Your instructions:
Report how many lines contain "asset"; state the number and nothing else.

Input data:
━━━━━━━━━━━━━━━━

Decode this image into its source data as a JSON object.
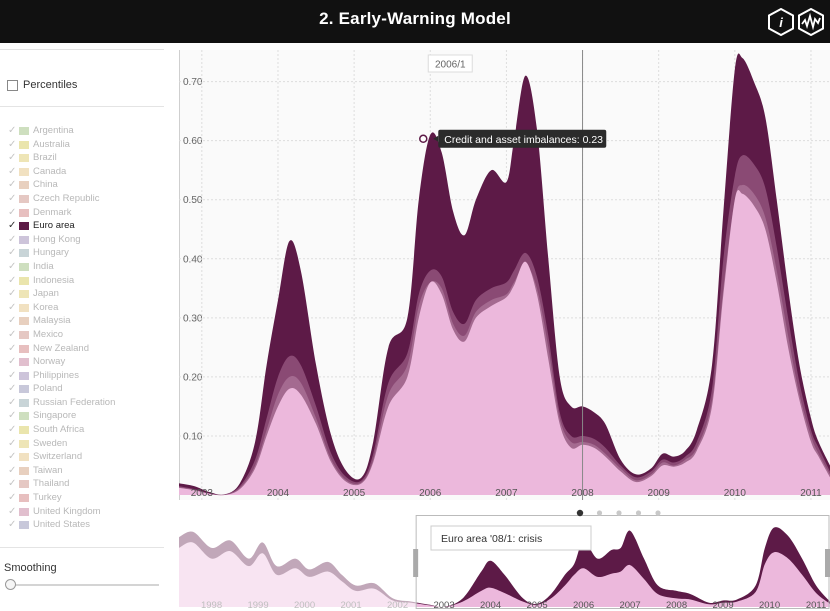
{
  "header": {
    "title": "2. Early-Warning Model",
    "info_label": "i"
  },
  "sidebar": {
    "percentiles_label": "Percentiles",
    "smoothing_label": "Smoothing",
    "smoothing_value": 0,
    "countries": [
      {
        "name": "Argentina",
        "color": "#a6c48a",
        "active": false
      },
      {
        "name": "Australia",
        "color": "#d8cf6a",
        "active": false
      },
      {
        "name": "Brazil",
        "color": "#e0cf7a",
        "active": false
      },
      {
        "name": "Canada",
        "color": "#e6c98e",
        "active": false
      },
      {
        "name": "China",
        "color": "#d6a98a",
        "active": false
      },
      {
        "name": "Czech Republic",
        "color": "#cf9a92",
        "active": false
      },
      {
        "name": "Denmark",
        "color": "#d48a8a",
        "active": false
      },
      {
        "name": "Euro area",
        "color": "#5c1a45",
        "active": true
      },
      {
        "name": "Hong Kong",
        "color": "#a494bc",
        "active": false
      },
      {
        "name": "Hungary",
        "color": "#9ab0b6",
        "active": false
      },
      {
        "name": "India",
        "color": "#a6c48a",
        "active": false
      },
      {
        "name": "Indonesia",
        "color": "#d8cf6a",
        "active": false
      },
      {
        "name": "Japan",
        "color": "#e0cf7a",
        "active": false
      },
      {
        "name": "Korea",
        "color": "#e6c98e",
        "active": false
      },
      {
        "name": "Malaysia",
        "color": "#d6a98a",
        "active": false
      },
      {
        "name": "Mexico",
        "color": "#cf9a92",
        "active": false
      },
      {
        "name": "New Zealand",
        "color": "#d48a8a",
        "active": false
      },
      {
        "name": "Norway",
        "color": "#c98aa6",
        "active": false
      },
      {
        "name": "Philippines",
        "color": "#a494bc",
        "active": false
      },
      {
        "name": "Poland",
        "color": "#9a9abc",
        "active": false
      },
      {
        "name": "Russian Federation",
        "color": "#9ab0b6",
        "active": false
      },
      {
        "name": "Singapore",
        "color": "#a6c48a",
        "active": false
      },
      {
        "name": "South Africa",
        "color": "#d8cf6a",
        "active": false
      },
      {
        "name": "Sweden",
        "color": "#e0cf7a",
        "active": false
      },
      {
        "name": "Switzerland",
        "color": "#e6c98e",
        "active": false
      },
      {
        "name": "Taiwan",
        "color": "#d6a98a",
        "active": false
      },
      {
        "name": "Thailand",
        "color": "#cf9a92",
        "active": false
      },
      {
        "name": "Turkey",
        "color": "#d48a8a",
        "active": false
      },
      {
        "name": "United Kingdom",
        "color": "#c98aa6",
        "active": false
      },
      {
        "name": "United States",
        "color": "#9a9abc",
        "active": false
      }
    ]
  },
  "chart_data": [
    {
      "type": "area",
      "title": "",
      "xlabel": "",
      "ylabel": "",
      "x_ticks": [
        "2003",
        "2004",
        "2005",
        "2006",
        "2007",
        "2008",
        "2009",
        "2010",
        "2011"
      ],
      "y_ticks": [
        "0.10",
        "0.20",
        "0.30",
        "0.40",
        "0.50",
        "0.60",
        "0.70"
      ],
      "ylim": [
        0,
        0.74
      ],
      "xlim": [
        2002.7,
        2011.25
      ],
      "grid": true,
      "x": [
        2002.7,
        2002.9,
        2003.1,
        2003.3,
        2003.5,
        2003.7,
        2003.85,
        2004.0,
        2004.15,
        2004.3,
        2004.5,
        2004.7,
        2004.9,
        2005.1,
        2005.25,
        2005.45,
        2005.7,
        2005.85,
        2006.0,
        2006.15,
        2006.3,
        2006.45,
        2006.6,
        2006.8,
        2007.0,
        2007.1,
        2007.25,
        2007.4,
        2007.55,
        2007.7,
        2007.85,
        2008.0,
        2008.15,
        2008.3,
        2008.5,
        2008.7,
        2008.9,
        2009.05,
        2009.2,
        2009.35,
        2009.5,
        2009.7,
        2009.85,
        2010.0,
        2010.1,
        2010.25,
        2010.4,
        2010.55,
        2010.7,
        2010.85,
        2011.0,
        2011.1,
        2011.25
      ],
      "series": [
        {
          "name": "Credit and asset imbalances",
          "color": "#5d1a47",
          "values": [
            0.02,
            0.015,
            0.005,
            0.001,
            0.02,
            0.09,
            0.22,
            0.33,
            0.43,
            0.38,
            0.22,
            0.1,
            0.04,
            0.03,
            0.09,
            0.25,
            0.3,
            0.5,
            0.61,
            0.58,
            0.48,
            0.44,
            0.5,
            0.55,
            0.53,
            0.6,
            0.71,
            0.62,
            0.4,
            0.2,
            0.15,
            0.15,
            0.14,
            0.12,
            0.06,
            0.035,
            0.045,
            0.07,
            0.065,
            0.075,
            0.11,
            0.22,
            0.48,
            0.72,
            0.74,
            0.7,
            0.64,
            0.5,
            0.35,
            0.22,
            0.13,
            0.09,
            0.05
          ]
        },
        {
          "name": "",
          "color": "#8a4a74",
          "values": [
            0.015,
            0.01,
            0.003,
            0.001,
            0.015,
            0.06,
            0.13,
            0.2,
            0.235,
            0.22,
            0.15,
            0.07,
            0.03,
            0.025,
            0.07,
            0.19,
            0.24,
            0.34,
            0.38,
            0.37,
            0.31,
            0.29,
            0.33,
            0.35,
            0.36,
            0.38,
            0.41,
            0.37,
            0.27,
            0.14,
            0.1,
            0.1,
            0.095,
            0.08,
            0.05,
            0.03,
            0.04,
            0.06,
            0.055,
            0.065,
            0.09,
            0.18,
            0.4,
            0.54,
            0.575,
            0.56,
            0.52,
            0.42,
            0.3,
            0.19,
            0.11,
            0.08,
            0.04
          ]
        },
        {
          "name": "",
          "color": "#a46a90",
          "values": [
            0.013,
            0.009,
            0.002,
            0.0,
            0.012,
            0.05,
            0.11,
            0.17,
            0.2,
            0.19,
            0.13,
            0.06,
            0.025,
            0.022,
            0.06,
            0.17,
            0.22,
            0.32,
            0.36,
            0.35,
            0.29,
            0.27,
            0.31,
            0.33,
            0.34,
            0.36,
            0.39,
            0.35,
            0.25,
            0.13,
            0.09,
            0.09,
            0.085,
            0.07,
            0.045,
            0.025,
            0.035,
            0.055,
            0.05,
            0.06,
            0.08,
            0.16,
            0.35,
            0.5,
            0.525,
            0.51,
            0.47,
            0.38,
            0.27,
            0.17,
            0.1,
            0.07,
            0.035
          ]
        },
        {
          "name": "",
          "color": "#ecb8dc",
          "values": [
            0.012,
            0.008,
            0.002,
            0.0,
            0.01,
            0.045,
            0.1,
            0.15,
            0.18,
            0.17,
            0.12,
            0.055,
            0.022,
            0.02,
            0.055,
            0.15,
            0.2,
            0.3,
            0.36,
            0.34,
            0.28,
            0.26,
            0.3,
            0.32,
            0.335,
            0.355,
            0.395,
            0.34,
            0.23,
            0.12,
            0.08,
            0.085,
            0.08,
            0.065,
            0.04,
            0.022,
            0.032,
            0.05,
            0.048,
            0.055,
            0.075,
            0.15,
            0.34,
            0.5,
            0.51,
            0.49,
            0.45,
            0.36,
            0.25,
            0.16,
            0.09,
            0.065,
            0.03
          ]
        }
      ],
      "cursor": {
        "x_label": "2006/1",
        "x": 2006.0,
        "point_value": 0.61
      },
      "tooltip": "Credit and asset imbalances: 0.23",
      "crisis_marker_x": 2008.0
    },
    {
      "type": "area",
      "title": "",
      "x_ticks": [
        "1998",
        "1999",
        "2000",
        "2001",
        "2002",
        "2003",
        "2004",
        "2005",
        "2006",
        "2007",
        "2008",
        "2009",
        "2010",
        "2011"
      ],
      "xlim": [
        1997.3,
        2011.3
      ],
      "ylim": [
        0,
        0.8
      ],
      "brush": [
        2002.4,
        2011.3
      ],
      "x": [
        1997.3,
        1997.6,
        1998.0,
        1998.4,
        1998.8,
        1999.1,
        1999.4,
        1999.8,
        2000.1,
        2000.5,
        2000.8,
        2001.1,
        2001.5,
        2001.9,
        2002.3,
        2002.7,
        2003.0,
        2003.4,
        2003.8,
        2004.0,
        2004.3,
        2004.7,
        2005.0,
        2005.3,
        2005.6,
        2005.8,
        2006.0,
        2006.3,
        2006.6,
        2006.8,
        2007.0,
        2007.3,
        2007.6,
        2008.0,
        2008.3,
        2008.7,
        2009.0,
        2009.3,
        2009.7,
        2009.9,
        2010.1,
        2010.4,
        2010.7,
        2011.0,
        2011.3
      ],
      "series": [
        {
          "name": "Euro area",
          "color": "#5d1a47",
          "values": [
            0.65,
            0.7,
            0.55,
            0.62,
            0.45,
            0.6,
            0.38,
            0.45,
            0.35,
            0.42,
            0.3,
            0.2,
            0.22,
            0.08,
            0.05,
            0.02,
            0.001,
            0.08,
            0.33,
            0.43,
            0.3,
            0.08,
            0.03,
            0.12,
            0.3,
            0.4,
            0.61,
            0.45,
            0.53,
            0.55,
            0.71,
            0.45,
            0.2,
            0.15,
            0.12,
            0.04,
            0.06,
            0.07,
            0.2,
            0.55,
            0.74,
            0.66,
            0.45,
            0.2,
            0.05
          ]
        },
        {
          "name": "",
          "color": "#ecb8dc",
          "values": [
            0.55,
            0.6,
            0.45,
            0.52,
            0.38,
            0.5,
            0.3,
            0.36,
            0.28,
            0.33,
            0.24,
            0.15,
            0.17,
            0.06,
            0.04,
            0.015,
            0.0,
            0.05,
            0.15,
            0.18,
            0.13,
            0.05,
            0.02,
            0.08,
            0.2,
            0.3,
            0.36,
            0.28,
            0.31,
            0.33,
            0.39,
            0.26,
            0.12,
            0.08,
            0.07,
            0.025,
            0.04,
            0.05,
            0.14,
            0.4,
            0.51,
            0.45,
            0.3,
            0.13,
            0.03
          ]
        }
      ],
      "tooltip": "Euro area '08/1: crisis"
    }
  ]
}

━━━━━━━━━━━━━━━━

The response:
2